Task prompt:
Each record listed below is to be output exactly as written.

Excerpted records:
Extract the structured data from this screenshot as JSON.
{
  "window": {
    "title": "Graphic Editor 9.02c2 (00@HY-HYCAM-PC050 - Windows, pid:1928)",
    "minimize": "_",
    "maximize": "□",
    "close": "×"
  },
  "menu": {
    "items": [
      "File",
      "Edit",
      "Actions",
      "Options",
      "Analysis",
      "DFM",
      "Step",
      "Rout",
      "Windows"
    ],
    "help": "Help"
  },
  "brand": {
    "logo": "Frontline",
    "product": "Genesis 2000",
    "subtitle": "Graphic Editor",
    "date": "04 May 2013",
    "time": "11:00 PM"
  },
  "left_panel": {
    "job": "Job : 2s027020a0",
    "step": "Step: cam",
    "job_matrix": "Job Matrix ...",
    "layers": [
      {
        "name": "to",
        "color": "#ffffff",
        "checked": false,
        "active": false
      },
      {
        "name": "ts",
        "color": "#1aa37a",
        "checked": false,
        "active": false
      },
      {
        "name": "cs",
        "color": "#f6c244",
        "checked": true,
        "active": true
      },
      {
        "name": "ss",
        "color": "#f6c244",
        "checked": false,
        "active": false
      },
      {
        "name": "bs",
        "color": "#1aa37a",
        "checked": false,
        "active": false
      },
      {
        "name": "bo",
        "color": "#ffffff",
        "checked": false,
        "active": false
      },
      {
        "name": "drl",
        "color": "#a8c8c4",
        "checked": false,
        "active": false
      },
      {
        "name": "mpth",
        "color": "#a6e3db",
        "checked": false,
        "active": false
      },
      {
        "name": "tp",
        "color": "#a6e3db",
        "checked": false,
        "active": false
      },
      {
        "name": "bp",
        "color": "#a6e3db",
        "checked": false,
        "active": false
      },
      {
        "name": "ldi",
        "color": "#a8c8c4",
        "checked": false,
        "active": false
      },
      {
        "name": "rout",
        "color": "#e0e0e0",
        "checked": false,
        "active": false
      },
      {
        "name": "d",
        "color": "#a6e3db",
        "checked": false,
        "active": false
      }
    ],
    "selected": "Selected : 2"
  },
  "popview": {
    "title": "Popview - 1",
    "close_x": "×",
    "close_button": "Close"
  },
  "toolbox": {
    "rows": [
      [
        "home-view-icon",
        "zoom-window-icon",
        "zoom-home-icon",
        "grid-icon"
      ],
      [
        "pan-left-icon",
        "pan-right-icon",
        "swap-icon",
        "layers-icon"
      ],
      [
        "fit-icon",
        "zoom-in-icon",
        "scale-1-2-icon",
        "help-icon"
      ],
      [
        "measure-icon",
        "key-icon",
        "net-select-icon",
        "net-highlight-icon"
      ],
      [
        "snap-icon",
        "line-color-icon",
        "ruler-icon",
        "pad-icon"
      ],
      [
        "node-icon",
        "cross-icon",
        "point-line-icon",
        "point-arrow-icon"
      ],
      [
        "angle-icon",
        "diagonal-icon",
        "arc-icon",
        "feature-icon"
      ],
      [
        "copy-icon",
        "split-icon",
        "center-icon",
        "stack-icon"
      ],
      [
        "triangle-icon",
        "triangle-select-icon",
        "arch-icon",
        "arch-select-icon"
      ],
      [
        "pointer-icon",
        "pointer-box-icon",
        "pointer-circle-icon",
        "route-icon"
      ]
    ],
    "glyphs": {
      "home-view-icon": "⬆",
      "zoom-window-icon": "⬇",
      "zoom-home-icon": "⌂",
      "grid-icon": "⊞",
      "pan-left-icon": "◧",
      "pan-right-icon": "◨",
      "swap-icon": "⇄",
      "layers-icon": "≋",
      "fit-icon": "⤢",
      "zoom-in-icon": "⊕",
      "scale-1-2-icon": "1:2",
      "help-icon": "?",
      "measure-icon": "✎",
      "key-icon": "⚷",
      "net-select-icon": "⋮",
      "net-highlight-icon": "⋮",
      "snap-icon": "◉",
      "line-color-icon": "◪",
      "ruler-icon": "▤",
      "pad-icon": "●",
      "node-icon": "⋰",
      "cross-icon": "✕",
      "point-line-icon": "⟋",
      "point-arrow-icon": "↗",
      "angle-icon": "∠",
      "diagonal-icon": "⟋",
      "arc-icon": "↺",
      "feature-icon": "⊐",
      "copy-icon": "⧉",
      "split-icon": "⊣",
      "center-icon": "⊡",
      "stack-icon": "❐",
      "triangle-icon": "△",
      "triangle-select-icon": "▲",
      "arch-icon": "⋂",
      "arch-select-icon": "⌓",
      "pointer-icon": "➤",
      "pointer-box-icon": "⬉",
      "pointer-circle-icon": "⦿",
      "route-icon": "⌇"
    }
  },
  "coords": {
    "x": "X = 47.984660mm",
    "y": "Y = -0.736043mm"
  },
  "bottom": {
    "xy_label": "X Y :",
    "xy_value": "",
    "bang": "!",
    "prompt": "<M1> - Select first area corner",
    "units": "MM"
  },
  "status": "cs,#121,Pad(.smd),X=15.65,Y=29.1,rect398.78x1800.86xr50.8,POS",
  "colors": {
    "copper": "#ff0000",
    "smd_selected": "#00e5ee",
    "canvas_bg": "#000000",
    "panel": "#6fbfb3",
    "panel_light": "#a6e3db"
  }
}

Output for this task:
Extract the structured data from this screenshot as JSON.
{
  "window": {
    "title": "Graphic Editor 9.02c2 (00@HY-HYCAM-PC050 - Windows, pid:1928)",
    "minimize": "_",
    "maximize": "□",
    "close": "×"
  },
  "menu": {
    "items": [
      "File",
      "Edit",
      "Actions",
      "Options",
      "Analysis",
      "DFM",
      "Step",
      "Rout",
      "Windows"
    ],
    "help": "Help"
  },
  "brand": {
    "logo": "Frontline",
    "product": "Genesis 2000",
    "subtitle": "Graphic Editor",
    "date": "04 May 2013",
    "time": "11:00 PM"
  },
  "left_panel": {
    "job": "Job : 2s027020a0",
    "step": "Step: cam",
    "job_matrix": "Job Matrix ...",
    "layers": [
      {
        "name": "to",
        "color": "#ffffff",
        "checked": false,
        "active": false
      },
      {
        "name": "ts",
        "color": "#1aa37a",
        "checked": false,
        "active": false
      },
      {
        "name": "cs",
        "color": "#f6c244",
        "checked": true,
        "active": true
      },
      {
        "name": "ss",
        "color": "#f6c244",
        "checked": false,
        "active": false
      },
      {
        "name": "bs",
        "color": "#1aa37a",
        "checked": false,
        "active": false
      },
      {
        "name": "bo",
        "color": "#ffffff",
        "checked": false,
        "active": false
      },
      {
        "name": "drl",
        "color": "#a8c8c4",
        "checked": false,
        "active": false
      },
      {
        "name": "mpth",
        "color": "#a6e3db",
        "checked": false,
        "active": false
      },
      {
        "name": "tp",
        "color": "#a6e3db",
        "checked": false,
        "active": false
      },
      {
        "name": "bp",
        "color": "#a6e3db",
        "checked": false,
        "active": false
      },
      {
        "name": "ldi",
        "color": "#a8c8c4",
        "checked": false,
        "active": false
      },
      {
        "name": "rout",
        "color": "#e0e0e0",
        "checked": false,
        "active": false
      },
      {
        "name": "d",
        "color": "#a6e3db",
        "checked": false,
        "active": false
      }
    ],
    "selected": "Selected : 2"
  },
  "popview": {
    "title": "Popview - 1",
    "close_x": "×",
    "close_button": "Close"
  },
  "toolbox": {
    "rows": [
      [
        "home-view-icon",
        "zoom-window-icon",
        "zoom-home-icon",
        "grid-icon"
      ],
      [
        "pan-left-icon",
        "pan-right-icon",
        "swap-icon",
        "layers-icon"
      ],
      [
        "fit-icon",
        "zoom-in-icon",
        "scale-1-2-icon",
        "help-icon"
      ],
      [
        "measure-icon",
        "key-icon",
        "net-select-icon",
        "net-highlight-icon"
      ],
      [
        "snap-icon",
        "line-color-icon",
        "ruler-icon",
        "pad-icon"
      ],
      [
        "node-icon",
        "cross-icon",
        "point-line-icon",
        "point-arrow-icon"
      ],
      [
        "angle-icon",
        "diagonal-icon",
        "arc-icon",
        "feature-icon"
      ],
      [
        "copy-icon",
        "split-icon",
        "center-icon",
        "stack-icon"
      ],
      [
        "triangle-icon",
        "triangle-select-icon",
        "arch-icon",
        "arch-select-icon"
      ],
      [
        "pointer-icon",
        "pointer-box-icon",
        "pointer-circle-icon",
        "route-icon"
      ]
    ],
    "glyphs": {
      "home-view-icon": "⬆",
      "zoom-window-icon": "⬇",
      "zoom-home-icon": "⌂",
      "grid-icon": "⊞",
      "pan-left-icon": "◧",
      "pan-right-icon": "◨",
      "swap-icon": "⇄",
      "layers-icon": "≋",
      "fit-icon": "⤢",
      "zoom-in-icon": "⊕",
      "scale-1-2-icon": "1:2",
      "help-icon": "?",
      "measure-icon": "✎",
      "key-icon": "⚷",
      "net-select-icon": "⋮",
      "net-highlight-icon": "⋮",
      "snap-icon": "◉",
      "line-color-icon": "◪",
      "ruler-icon": "▤",
      "pad-icon": "●",
      "node-icon": "⋰",
      "cross-icon": "✕",
      "point-line-icon": "⟋",
      "point-arrow-icon": "↗",
      "angle-icon": "∠",
      "diagonal-icon": "⟋",
      "arc-icon": "↺",
      "feature-icon": "⊐",
      "copy-icon": "⧉",
      "split-icon": "⊣",
      "center-icon": "⊡",
      "stack-icon": "❐",
      "triangle-icon": "△",
      "triangle-select-icon": "▲",
      "arch-icon": "⋂",
      "arch-select-icon": "⌓",
      "pointer-icon": "➤",
      "pointer-box-icon": "⬉",
      "pointer-circle-icon": "⦿",
      "route-icon": "⌇"
    }
  },
  "coords": {
    "x": "X = 47.984660mm",
    "y": "Y = -0.736043mm"
  },
  "bottom": {
    "xy_label": "X Y :",
    "xy_value": "",
    "bang": "!",
    "prompt": "<M1> - Select first area corner",
    "units": "MM"
  },
  "status": "cs,#121,Pad(.smd),X=15.65,Y=29.1,rect398.78x1800.86xr50.8,POS",
  "colors": {
    "copper": "#ff0000",
    "smd_selected": "#00e5ee",
    "canvas_bg": "#000000",
    "panel": "#6fbfb3",
    "panel_light": "#a6e3db"
  }
}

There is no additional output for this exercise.